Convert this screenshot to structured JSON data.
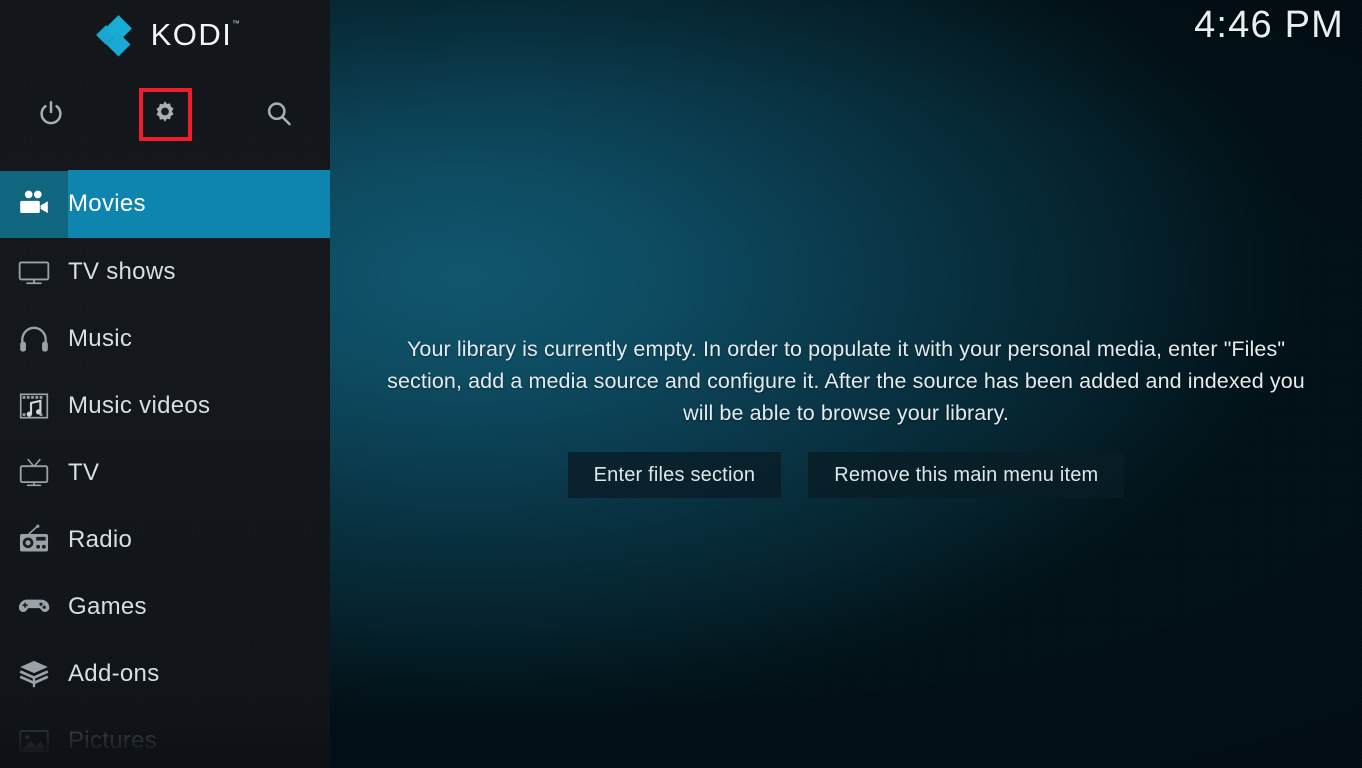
{
  "app": {
    "name": "KODI",
    "trademark": "™"
  },
  "header": {
    "clock": "4:46 PM",
    "actions": [
      {
        "name": "power-button",
        "icon": "power-icon",
        "label": "Power"
      },
      {
        "name": "settings-button",
        "icon": "gear-icon",
        "label": "Settings",
        "focused": true
      },
      {
        "name": "search-button",
        "icon": "search-icon",
        "label": "Search"
      }
    ]
  },
  "sidebar": {
    "items": [
      {
        "label": "Movies",
        "icon": "movie-camera-icon",
        "selected": true,
        "faded": false
      },
      {
        "label": "TV shows",
        "icon": "television-icon",
        "selected": false,
        "faded": false
      },
      {
        "label": "Music",
        "icon": "headphones-icon",
        "selected": false,
        "faded": false
      },
      {
        "label": "Music videos",
        "icon": "film-music-icon",
        "selected": false,
        "faded": false
      },
      {
        "label": "TV",
        "icon": "tv-antenna-icon",
        "selected": false,
        "faded": false
      },
      {
        "label": "Radio",
        "icon": "radio-icon",
        "selected": false,
        "faded": false
      },
      {
        "label": "Games",
        "icon": "gamepad-icon",
        "selected": false,
        "faded": false
      },
      {
        "label": "Add-ons",
        "icon": "open-box-icon",
        "selected": false,
        "faded": false
      },
      {
        "label": "Pictures",
        "icon": "picture-icon",
        "selected": false,
        "faded": true
      }
    ]
  },
  "main": {
    "empty_message": "Your library is currently empty. In order to populate it with your personal media, enter \"Files\" section, add a media source and configure it. After the source has been added and indexed you will be able to browse your library.",
    "buttons": [
      {
        "label": "Enter files section"
      },
      {
        "label": "Remove this main menu item"
      }
    ]
  },
  "colors": {
    "accent": "#0d85ae",
    "accent_dark": "#10657f",
    "logo_blue": "#17aed6",
    "focus_outline": "#f01d2d",
    "sidebar_bg": "#14181c",
    "background_teal": "#10566e"
  }
}
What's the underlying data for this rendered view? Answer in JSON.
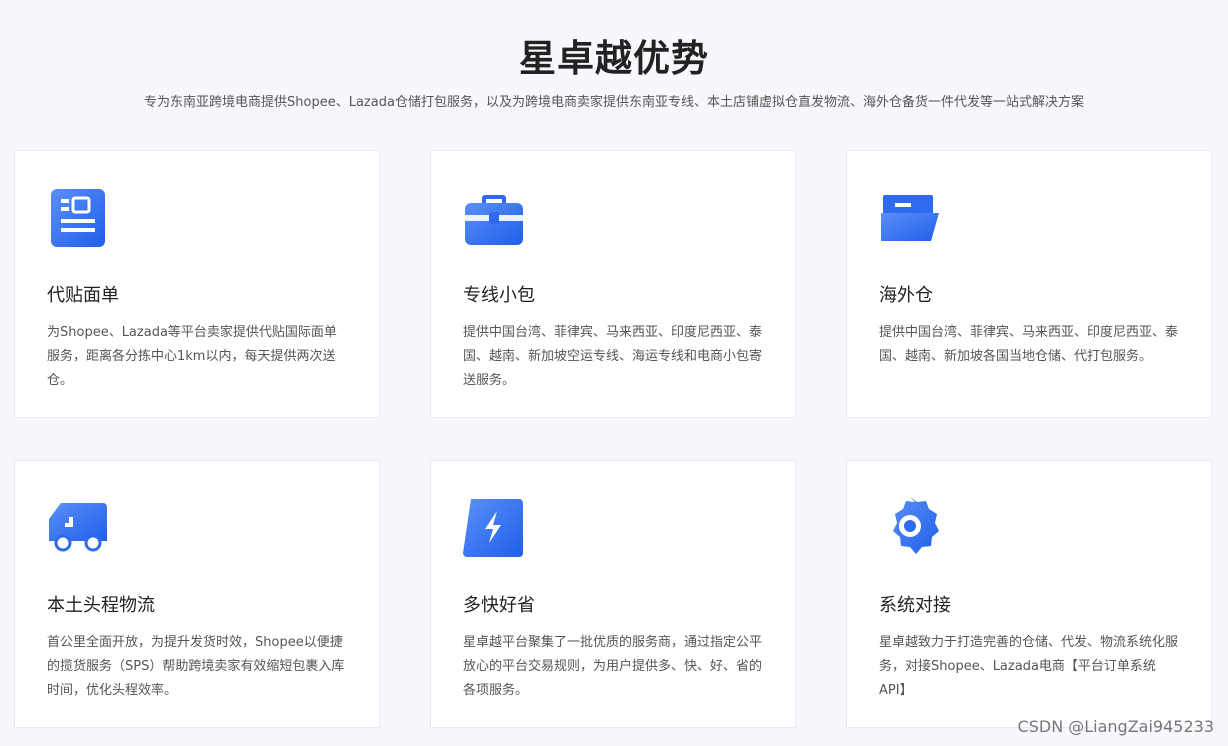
{
  "header": {
    "title": "星卓越优势",
    "subtitle": "专为东南亚跨境电商提供Shopee、Lazada仓储打包服务，以及为跨境电商卖家提供东南亚专线、本土店铺虚拟仓直发物流、海外仓备货一件代发等一站式解决方案"
  },
  "cards": [
    {
      "icon": "document-icon",
      "title": "代贴面单",
      "desc": "为Shopee、Lazada等平台卖家提供代贴国际面单服务，距离各分拣中心1km以内，每天提供两次送仓。"
    },
    {
      "icon": "briefcase-icon",
      "title": "专线小包",
      "desc": "提供中国台湾、菲律宾、马来西亚、印度尼西亚、泰国、越南、新加坡空运专线、海运专线和电商小包寄送服务。"
    },
    {
      "icon": "folder-icon",
      "title": "海外仓",
      "desc": "提供中国台湾、菲律宾、马来西亚、印度尼西亚、泰国、越南、新加坡各国当地仓储、代打包服务。"
    },
    {
      "icon": "truck-icon",
      "title": "本土头程物流",
      "desc": "首公里全面开放，为提升发货时效，Shopee以便捷的揽货服务（SPS）帮助跨境卖家有效缩短包裹入库时间，优化头程效率。"
    },
    {
      "icon": "lightning-icon",
      "title": "多快好省",
      "desc": "星卓越平台聚集了一批优质的服务商，通过指定公平放心的平台交易规则，为用户提供多、快、好、省的各项服务。"
    },
    {
      "icon": "gear-icon",
      "title": "系统对接",
      "desc": "星卓越致力于打造完善的仓储、代发、物流系统化服务，对接Shopee、Lazada电商【平台订单系统API】"
    }
  ],
  "watermark": "CSDN @LiangZai945233",
  "colors": {
    "accent": "#3478f6",
    "accent_dark": "#2563eb"
  }
}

Instruction =>
Reproduce the entries above word for word. Pictures stay out.

Solution below =>
Convert this screenshot to structured JSON data.
{
  "app": {
    "name": "KODI",
    "trademark": "™"
  },
  "header": {
    "clock": "4:46 PM",
    "actions": [
      {
        "name": "power-button",
        "icon": "power-icon",
        "label": "Power"
      },
      {
        "name": "settings-button",
        "icon": "gear-icon",
        "label": "Settings",
        "focused": true
      },
      {
        "name": "search-button",
        "icon": "search-icon",
        "label": "Search"
      }
    ]
  },
  "sidebar": {
    "items": [
      {
        "label": "Movies",
        "icon": "movie-camera-icon",
        "selected": true,
        "faded": false
      },
      {
        "label": "TV shows",
        "icon": "television-icon",
        "selected": false,
        "faded": false
      },
      {
        "label": "Music",
        "icon": "headphones-icon",
        "selected": false,
        "faded": false
      },
      {
        "label": "Music videos",
        "icon": "film-music-icon",
        "selected": false,
        "faded": false
      },
      {
        "label": "TV",
        "icon": "tv-antenna-icon",
        "selected": false,
        "faded": false
      },
      {
        "label": "Radio",
        "icon": "radio-icon",
        "selected": false,
        "faded": false
      },
      {
        "label": "Games",
        "icon": "gamepad-icon",
        "selected": false,
        "faded": false
      },
      {
        "label": "Add-ons",
        "icon": "open-box-icon",
        "selected": false,
        "faded": false
      },
      {
        "label": "Pictures",
        "icon": "picture-icon",
        "selected": false,
        "faded": true
      }
    ]
  },
  "main": {
    "empty_message": "Your library is currently empty. In order to populate it with your personal media, enter \"Files\" section, add a media source and configure it. After the source has been added and indexed you will be able to browse your library.",
    "buttons": [
      {
        "label": "Enter files section"
      },
      {
        "label": "Remove this main menu item"
      }
    ]
  },
  "colors": {
    "accent": "#0d85ae",
    "accent_dark": "#10657f",
    "logo_blue": "#17aed6",
    "focus_outline": "#f01d2d",
    "sidebar_bg": "#14181c",
    "background_teal": "#10566e"
  }
}
What's the underlying data for this rendered view? Answer in JSON.
{
  "header": {
    "title": "星卓越优势",
    "subtitle": "专为东南亚跨境电商提供Shopee、Lazada仓储打包服务，以及为跨境电商卖家提供东南亚专线、本土店铺虚拟仓直发物流、海外仓备货一件代发等一站式解决方案"
  },
  "cards": [
    {
      "icon": "document-icon",
      "title": "代贴面单",
      "desc": "为Shopee、Lazada等平台卖家提供代贴国际面单服务，距离各分拣中心1km以内，每天提供两次送仓。"
    },
    {
      "icon": "briefcase-icon",
      "title": "专线小包",
      "desc": "提供中国台湾、菲律宾、马来西亚、印度尼西亚、泰国、越南、新加坡空运专线、海运专线和电商小包寄送服务。"
    },
    {
      "icon": "folder-icon",
      "title": "海外仓",
      "desc": "提供中国台湾、菲律宾、马来西亚、印度尼西亚、泰国、越南、新加坡各国当地仓储、代打包服务。"
    },
    {
      "icon": "truck-icon",
      "title": "本土头程物流",
      "desc": "首公里全面开放，为提升发货时效，Shopee以便捷的揽货服务（SPS）帮助跨境卖家有效缩短包裹入库时间，优化头程效率。"
    },
    {
      "icon": "lightning-icon",
      "title": "多快好省",
      "desc": "星卓越平台聚集了一批优质的服务商，通过指定公平放心的平台交易规则，为用户提供多、快、好、省的各项服务。"
    },
    {
      "icon": "gear-icon",
      "title": "系统对接",
      "desc": "星卓越致力于打造完善的仓储、代发、物流系统化服务，对接Shopee、Lazada电商【平台订单系统API】"
    }
  ],
  "watermark": "CSDN @LiangZai945233",
  "colors": {
    "accent": "#3478f6",
    "accent_dark": "#2563eb"
  }
}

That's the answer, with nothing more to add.